- **Exercise objective**:
Skip every picture and transcribe the remaining material exactly.

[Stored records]
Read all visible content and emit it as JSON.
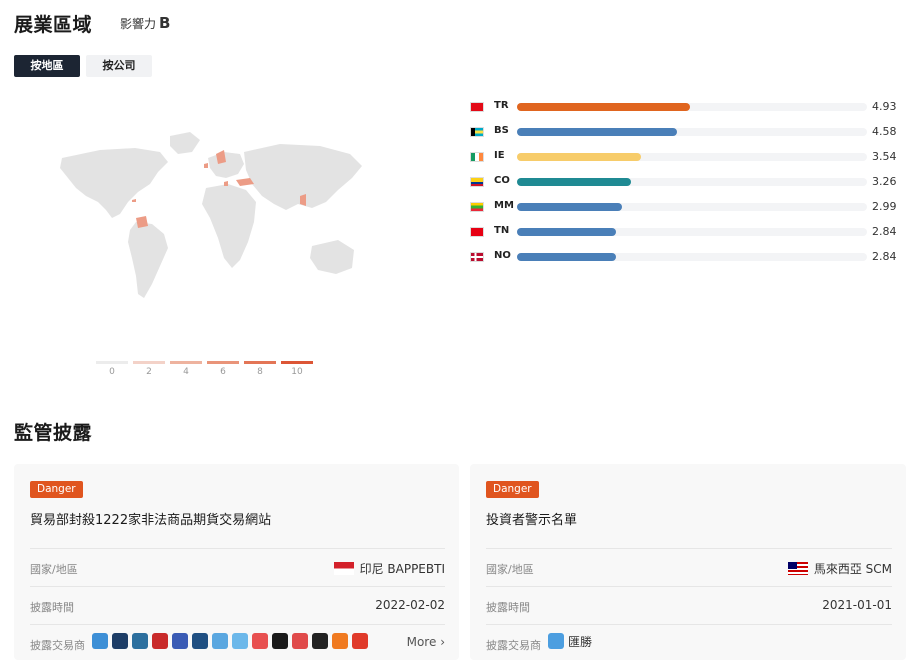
{
  "exhibition": {
    "title": "展業區域",
    "influence_label": "影響力",
    "influence_grade": "B",
    "tabs": [
      "按地區",
      "按公司"
    ]
  },
  "map_legend": [
    "0",
    "2",
    "4",
    "6",
    "8",
    "10"
  ],
  "legend_colors": [
    "#ececec",
    "#f3d2c8",
    "#eeb39f",
    "#e99479",
    "#e37556",
    "#dc5636"
  ],
  "chart_data": {
    "type": "bar",
    "categories": [
      "TR",
      "BS",
      "IE",
      "CO",
      "MM",
      "TN",
      "NO"
    ],
    "values": [
      4.93,
      4.58,
      3.54,
      3.26,
      2.99,
      2.84,
      2.84
    ],
    "colors": [
      "#e0651f",
      "#4a7fb8",
      "#f7cc6a",
      "#1f8a93",
      "#4a7fb8",
      "#4a7fb8",
      "#4a7fb8"
    ],
    "xlim": [
      0,
      10
    ]
  },
  "regulatory": {
    "title": "監管披露",
    "cards": [
      {
        "badge": "Danger",
        "title": "貿易部封殺1222家非法商品期貨交易網站",
        "region_label": "國家/地區",
        "region_value": "印尼 BAPPEBTI",
        "time_label": "披露時間",
        "time_value": "2022-02-02",
        "broker_label": "披露交易商",
        "more": "More"
      },
      {
        "badge": "Danger",
        "title": "投資者警示名單",
        "region_label": "國家/地區",
        "region_value": "馬來西亞 SCM",
        "time_label": "披露時間",
        "time_value": "2021-01-01",
        "broker_label": "披露交易商",
        "broker_name": "匯勝"
      }
    ]
  },
  "broker_icon_colors": [
    "#3d8fd6",
    "#1d3d66",
    "#2c6f9e",
    "#c92a2a",
    "#3a5bb5",
    "#1f4f82",
    "#5aa7e0",
    "#6cb8ea",
    "#e85050",
    "#1a1a1a",
    "#e04a4a",
    "#222222",
    "#f07a20",
    "#e03a2a"
  ]
}
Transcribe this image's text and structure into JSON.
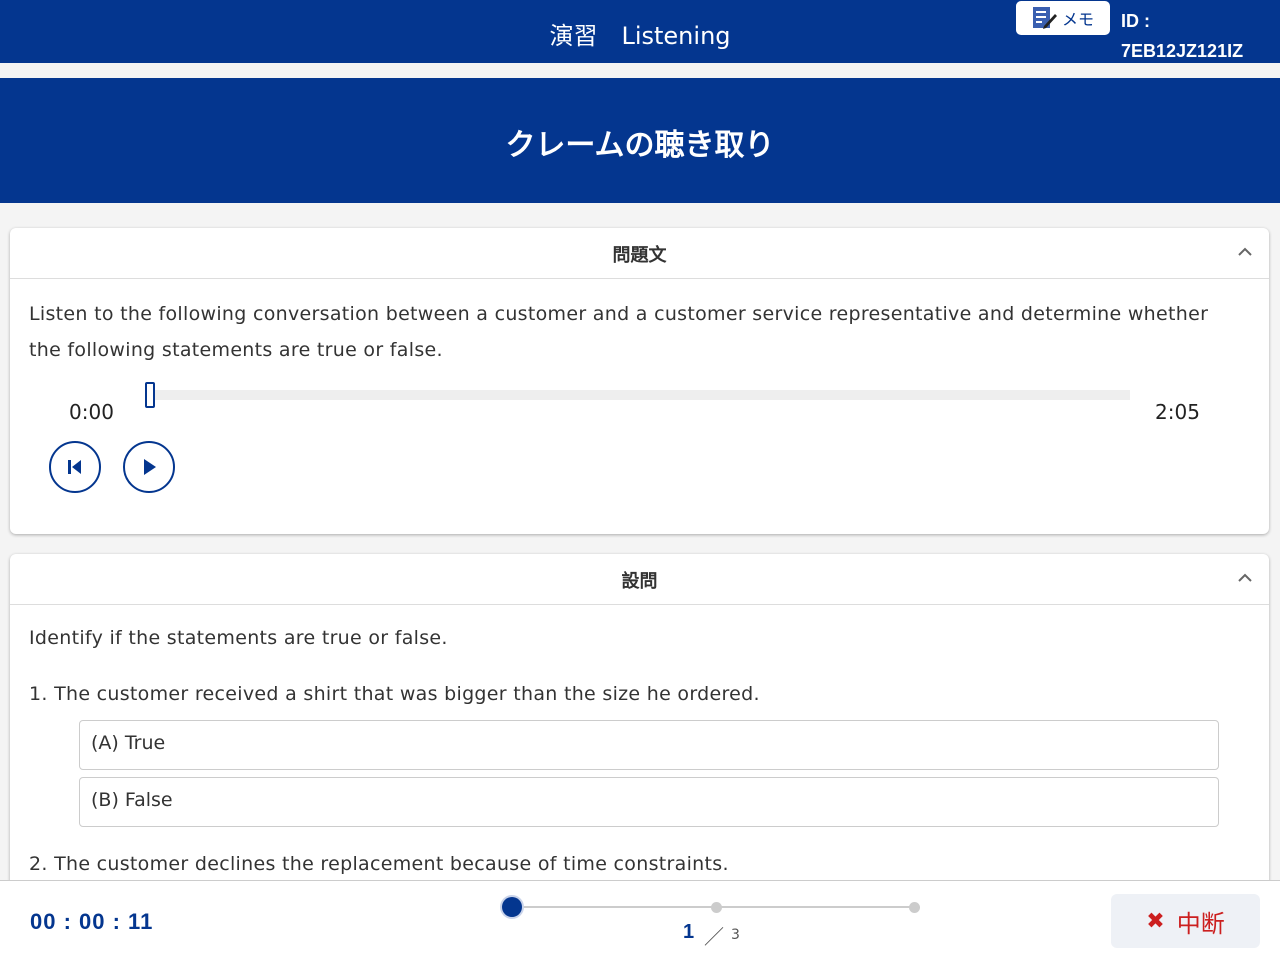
{
  "header": {
    "title": "演習　Listening",
    "memo_label": "メモ",
    "memo_icon": "memo-pencil-icon",
    "id_label": "ID :",
    "id_value": "7EB12JZ121IZ"
  },
  "lesson": {
    "title": "クレームの聴き取り"
  },
  "problem": {
    "heading": "問題文",
    "text_line1": "Listen to the following conversation between a customer and a customer service representative and determine whether",
    "text_line2": "the following statements are true or false.",
    "audio": {
      "current_time": "0:00",
      "duration": "2:05",
      "progress": 0
    }
  },
  "questions": {
    "heading": "設問",
    "instruction": "Identify if the statements are true or false.",
    "items": [
      {
        "text": "1. The customer received a shirt that was bigger than the size he ordered.",
        "options": [
          "(A) True",
          "(B) False"
        ]
      },
      {
        "text": "2. The customer declines the replacement because of time constraints."
      }
    ]
  },
  "footer": {
    "timer": "00 : 00 : 11",
    "page_current": "1",
    "page_sep": "／",
    "page_total": "3",
    "stop_label": "中断",
    "stop_icon": "close-x-icon"
  },
  "colors": {
    "brand": "#04368f",
    "danger": "#cc1f1f"
  }
}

- **Solution for this problem**:
Read all visible content and emit it as JSON.
{
  "exhibition": {
    "title": "展業區域",
    "influence_label": "影響力",
    "influence_grade": "B",
    "tabs": [
      "按地區",
      "按公司"
    ]
  },
  "map_legend": [
    "0",
    "2",
    "4",
    "6",
    "8",
    "10"
  ],
  "legend_colors": [
    "#ececec",
    "#f3d2c8",
    "#eeb39f",
    "#e99479",
    "#e37556",
    "#dc5636"
  ],
  "chart_data": {
    "type": "bar",
    "categories": [
      "TR",
      "BS",
      "IE",
      "CO",
      "MM",
      "TN",
      "NO"
    ],
    "values": [
      4.93,
      4.58,
      3.54,
      3.26,
      2.99,
      2.84,
      2.84
    ],
    "colors": [
      "#e0651f",
      "#4a7fb8",
      "#f7cc6a",
      "#1f8a93",
      "#4a7fb8",
      "#4a7fb8",
      "#4a7fb8"
    ],
    "xlim": [
      0,
      10
    ]
  },
  "regulatory": {
    "title": "監管披露",
    "cards": [
      {
        "badge": "Danger",
        "title": "貿易部封殺1222家非法商品期貨交易網站",
        "region_label": "國家/地區",
        "region_value": "印尼 BAPPEBTI",
        "time_label": "披露時間",
        "time_value": "2022-02-02",
        "broker_label": "披露交易商",
        "more": "More"
      },
      {
        "badge": "Danger",
        "title": "投資者警示名單",
        "region_label": "國家/地區",
        "region_value": "馬來西亞 SCM",
        "time_label": "披露時間",
        "time_value": "2021-01-01",
        "broker_label": "披露交易商",
        "broker_name": "匯勝"
      }
    ]
  },
  "broker_icon_colors": [
    "#3d8fd6",
    "#1d3d66",
    "#2c6f9e",
    "#c92a2a",
    "#3a5bb5",
    "#1f4f82",
    "#5aa7e0",
    "#6cb8ea",
    "#e85050",
    "#1a1a1a",
    "#e04a4a",
    "#222222",
    "#f07a20",
    "#e03a2a"
  ]
}
Transcribe this image's text and structure into JSON.
{
  "header": {
    "title": "演習　Listening",
    "memo_label": "メモ",
    "memo_icon": "memo-pencil-icon",
    "id_label": "ID :",
    "id_value": "7EB12JZ121IZ"
  },
  "lesson": {
    "title": "クレームの聴き取り"
  },
  "problem": {
    "heading": "問題文",
    "text_line1": "Listen to the following conversation between a customer and a customer service representative and determine whether",
    "text_line2": "the following statements are true or false.",
    "audio": {
      "current_time": "0:00",
      "duration": "2:05",
      "progress": 0
    }
  },
  "questions": {
    "heading": "設問",
    "instruction": "Identify if the statements are true or false.",
    "items": [
      {
        "text": "1. The customer received a shirt that was bigger than the size he ordered.",
        "options": [
          "(A) True",
          "(B) False"
        ]
      },
      {
        "text": "2. The customer declines the replacement because of time constraints."
      }
    ]
  },
  "footer": {
    "timer": "00 : 00 : 11",
    "page_current": "1",
    "page_sep": "／",
    "page_total": "3",
    "stop_label": "中断",
    "stop_icon": "close-x-icon"
  },
  "colors": {
    "brand": "#04368f",
    "danger": "#cc1f1f"
  }
}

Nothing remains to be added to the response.